### AIM
Retype the data that follows line by line, exactly, and leave its pictures out.

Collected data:
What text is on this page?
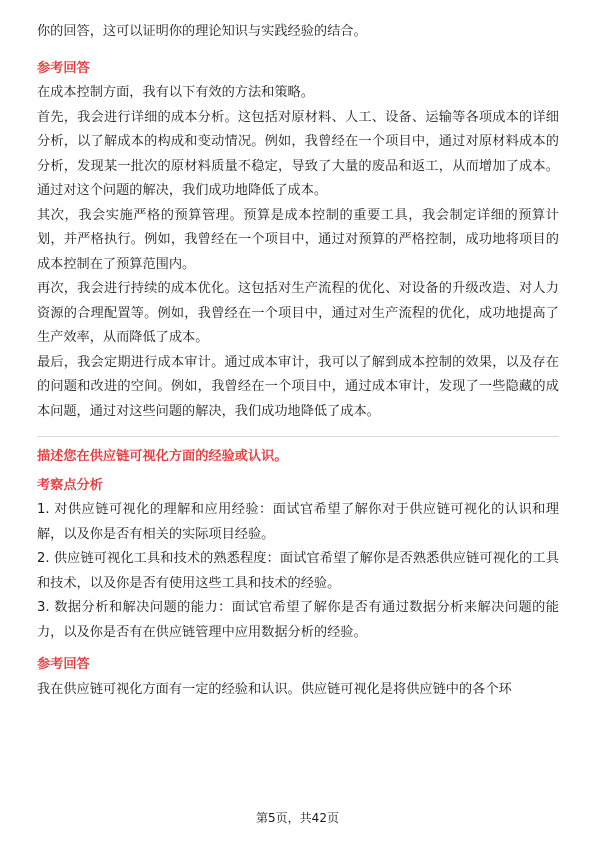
你的回答，这可以证明你的理论知识与实践经验的结合。

参考回答

在成本控制方面，我有以下有效的方法和策略。

首先，我会进行详细的成本分析。这包括对原材料、人工、设备、运输等各项成本的详细分析，以了解成本的构成和变动情况。例如，我曾经在一个项目中，通过对原材料成本的分析，发现某一批次的原材料质量不稳定，导致了大量的废品和返工，从而增加了成本。通过对这个问题的解决，我们成功地降低了成本。

其次，我会实施严格的预算管理。预算是成本控制的重要工具，我会制定详细的预算计划，并严格执行。例如，我曾经在一个项目中，通过对预算的严格控制，成功地将项目的成本控制在了预算范围内。

再次，我会进行持续的成本优化。这包括对生产流程的优化、对设备的升级改造、对人力资源的合理配置等。例如，我曾经在一个项目中，通过对生产流程的优化，成功地提高了生产效率，从而降低了成本。

最后，我会定期进行成本审计。通过成本审计，我可以了解到成本控制的效果，以及存在的问题和改进的空间。例如，我曾经在一个项目中，通过成本审计，发现了一些隐藏的成本问题，通过对这些问题的解决，我们成功地降低了成本。

描述您在供应链可视化方面的经验或认识。

考察点分析

1. 对供应链可视化的理解和应用经验：面试官希望了解你对于供应链可视化的认识和理解，以及你是否有相关的实际项目经验。

2. 供应链可视化工具和技术的熟悉程度：面试官希望了解你是否熟悉供应链可视化的工具和技术，以及你是否有使用这些工具和技术的经验。

3. 数据分析和解决问题的能力：面试官希望了解你是否有通过数据分析来解决问题的能力，以及你是否有在供应链管理中应用数据分析的经验。

参考回答

我在供应链可视化方面有一定的经验和认识。供应链可视化是将供应链中的各个环

第5页，共42页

### COMPLETE RESPONSE
What text is on this page?
你的回答，这可以证明你的理论知识与实践经验的结合。

参考回答

在成本控制方面，我有以下有效的方法和策略。

首先，我会进行详细的成本分析。这包括对原材料、人工、设备、运输等各项成本的详细分析，以了解成本的构成和变动情况。例如，我曾经在一个项目中，通过对原材料成本的分析，发现某一批次的原材料质量不稳定，导致了大量的废品和返工，从而增加了成本。通过对这个问题的解决，我们成功地降低了成本。

其次，我会实施严格的预算管理。预算是成本控制的重要工具，我会制定详细的预算计划，并严格执行。例如，我曾经在一个项目中，通过对预算的严格控制，成功地将项目的成本控制在了预算范围内。

再次，我会进行持续的成本优化。这包括对生产流程的优化、对设备的升级改造、对人力资源的合理配置等。例如，我曾经在一个项目中，通过对生产流程的优化，成功地提高了生产效率，从而降低了成本。

最后，我会定期进行成本审计。通过成本审计，我可以了解到成本控制的效果，以及存在的问题和改进的空间。例如，我曾经在一个项目中，通过成本审计，发现了一些隐藏的成本问题，通过对这些问题的解决，我们成功地降低了成本。

描述您在供应链可视化方面的经验或认识。

考察点分析

1. 对供应链可视化的理解和应用经验：面试官希望了解你对于供应链可视化的认识和理解，以及你是否有相关的实际项目经验。

2. 供应链可视化工具和技术的熟悉程度：面试官希望了解你是否熟悉供应链可视化的工具和技术，以及你是否有使用这些工具和技术的经验。

3. 数据分析和解决问题的能力：面试官希望了解你是否有通过数据分析来解决问题的能力，以及你是否有在供应链管理中应用数据分析的经验。

参考回答

我在供应链可视化方面有一定的经验和认识。供应链可视化是将供应链中的各个环

第5页，共42页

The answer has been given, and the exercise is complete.